Find the word "Ridgefield" in the records below. List each line containing it.

** start **

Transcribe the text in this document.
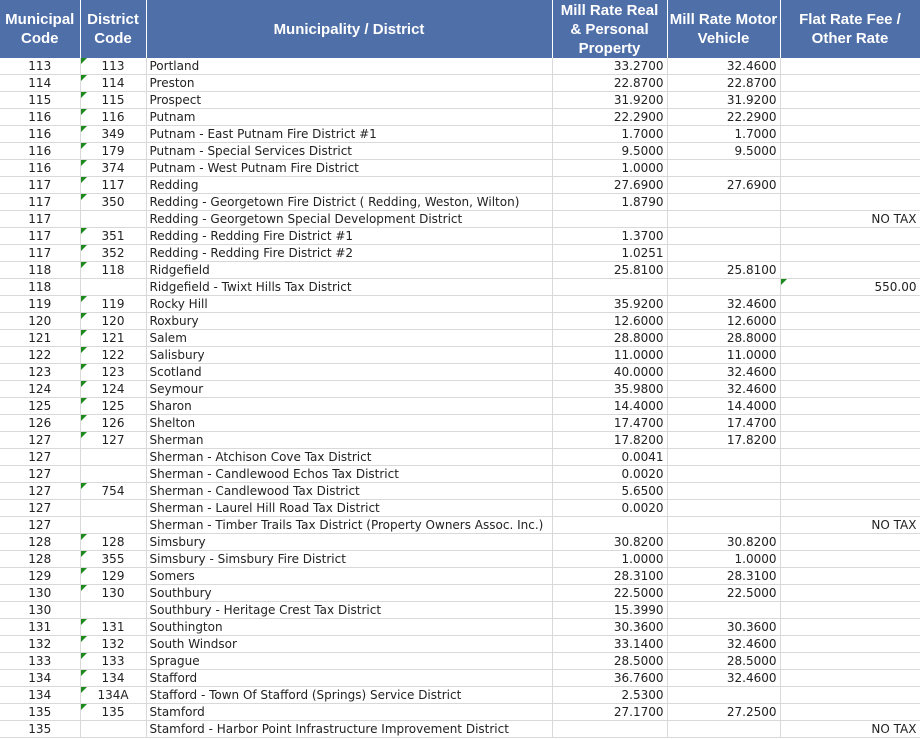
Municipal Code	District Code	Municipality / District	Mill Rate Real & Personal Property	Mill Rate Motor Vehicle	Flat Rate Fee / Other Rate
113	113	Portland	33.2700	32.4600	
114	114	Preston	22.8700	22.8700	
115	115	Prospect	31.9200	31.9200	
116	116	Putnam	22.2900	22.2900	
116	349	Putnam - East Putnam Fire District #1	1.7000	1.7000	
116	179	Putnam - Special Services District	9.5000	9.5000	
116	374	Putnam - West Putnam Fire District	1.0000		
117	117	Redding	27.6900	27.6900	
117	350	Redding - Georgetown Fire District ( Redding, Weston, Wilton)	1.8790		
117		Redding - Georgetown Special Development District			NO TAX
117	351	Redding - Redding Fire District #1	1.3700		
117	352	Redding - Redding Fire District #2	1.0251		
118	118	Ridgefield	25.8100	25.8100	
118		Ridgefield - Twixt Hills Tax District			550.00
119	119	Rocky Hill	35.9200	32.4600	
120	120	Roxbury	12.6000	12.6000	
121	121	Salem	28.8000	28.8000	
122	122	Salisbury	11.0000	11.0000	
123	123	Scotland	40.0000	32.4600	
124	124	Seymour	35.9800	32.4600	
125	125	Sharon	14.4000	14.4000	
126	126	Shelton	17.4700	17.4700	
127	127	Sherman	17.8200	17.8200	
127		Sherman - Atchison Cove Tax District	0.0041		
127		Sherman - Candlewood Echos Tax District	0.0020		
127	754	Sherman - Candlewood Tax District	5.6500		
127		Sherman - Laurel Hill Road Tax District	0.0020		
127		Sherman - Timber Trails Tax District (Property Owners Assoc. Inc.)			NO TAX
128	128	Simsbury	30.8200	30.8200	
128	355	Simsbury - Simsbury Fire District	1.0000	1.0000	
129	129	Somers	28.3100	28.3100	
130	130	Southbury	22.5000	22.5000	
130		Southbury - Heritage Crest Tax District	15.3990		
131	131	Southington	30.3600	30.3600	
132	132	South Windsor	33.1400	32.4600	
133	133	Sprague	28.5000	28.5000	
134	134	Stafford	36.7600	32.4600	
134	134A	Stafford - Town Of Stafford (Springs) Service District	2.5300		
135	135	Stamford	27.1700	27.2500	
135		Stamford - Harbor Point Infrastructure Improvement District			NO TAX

** end **
** start **

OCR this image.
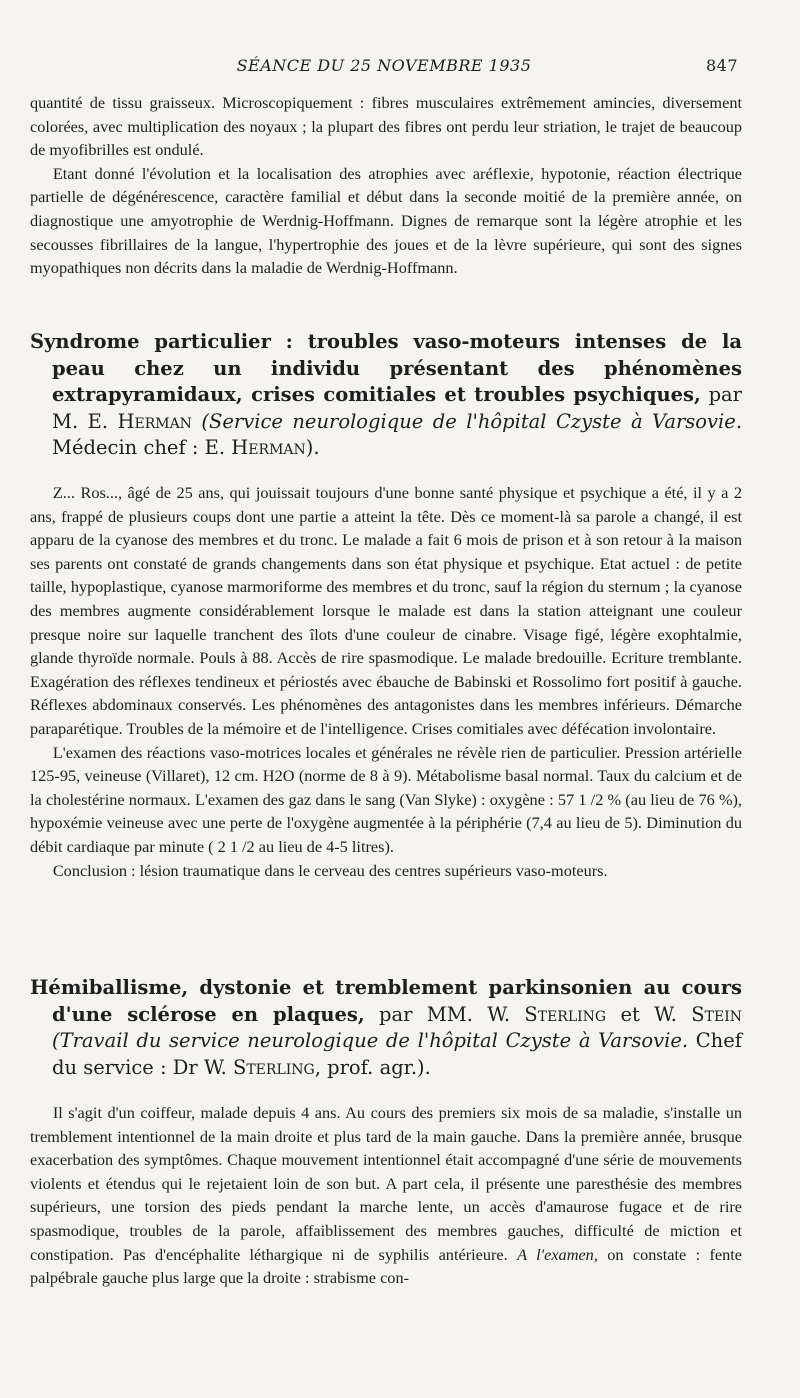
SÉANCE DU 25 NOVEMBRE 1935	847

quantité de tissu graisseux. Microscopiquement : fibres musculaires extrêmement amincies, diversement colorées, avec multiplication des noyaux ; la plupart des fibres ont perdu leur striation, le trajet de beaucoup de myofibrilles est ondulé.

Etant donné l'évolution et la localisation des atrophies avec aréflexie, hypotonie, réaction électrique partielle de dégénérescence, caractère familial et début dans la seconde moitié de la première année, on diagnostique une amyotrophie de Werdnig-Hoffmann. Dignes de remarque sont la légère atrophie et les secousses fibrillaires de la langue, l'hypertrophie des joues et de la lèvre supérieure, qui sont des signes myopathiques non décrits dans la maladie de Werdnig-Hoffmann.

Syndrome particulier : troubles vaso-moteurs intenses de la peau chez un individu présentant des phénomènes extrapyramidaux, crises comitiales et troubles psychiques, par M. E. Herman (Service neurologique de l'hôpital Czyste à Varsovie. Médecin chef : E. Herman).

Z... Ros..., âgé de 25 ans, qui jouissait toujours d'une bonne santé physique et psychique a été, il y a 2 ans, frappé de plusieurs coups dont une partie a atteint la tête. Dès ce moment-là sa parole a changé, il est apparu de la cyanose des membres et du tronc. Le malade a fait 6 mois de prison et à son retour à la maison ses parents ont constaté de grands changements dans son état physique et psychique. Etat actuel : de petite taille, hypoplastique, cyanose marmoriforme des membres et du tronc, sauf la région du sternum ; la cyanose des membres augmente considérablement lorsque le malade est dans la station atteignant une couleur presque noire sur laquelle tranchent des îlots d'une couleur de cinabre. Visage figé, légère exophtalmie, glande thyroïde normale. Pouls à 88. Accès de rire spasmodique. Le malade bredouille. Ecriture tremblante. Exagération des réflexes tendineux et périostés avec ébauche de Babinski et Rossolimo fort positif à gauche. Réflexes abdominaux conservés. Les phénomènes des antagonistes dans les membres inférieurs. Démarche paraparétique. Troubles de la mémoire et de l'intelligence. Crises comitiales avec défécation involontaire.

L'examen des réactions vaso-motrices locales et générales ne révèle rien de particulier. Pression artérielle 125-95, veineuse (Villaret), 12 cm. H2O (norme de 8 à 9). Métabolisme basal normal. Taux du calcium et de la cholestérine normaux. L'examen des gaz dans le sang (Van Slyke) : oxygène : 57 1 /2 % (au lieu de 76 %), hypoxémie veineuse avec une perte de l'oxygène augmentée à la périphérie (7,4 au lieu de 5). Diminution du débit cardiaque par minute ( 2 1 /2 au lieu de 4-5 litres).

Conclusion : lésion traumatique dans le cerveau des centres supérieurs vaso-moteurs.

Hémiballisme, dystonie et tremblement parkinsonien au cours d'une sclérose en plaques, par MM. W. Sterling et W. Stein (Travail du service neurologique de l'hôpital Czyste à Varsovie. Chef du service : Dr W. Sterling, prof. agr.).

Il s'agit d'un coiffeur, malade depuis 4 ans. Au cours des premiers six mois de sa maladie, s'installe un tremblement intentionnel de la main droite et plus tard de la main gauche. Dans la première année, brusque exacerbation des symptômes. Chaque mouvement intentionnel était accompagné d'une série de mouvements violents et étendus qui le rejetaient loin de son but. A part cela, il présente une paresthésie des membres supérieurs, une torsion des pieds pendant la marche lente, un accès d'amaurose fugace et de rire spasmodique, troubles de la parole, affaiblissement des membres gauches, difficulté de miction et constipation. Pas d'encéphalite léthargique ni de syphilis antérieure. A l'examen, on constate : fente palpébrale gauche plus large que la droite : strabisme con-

** end **

• **Completed task**
118	118	Ridgefield	25.8100	25.8100	
118		Ridgefield - Twixt Hills Tax District			550.00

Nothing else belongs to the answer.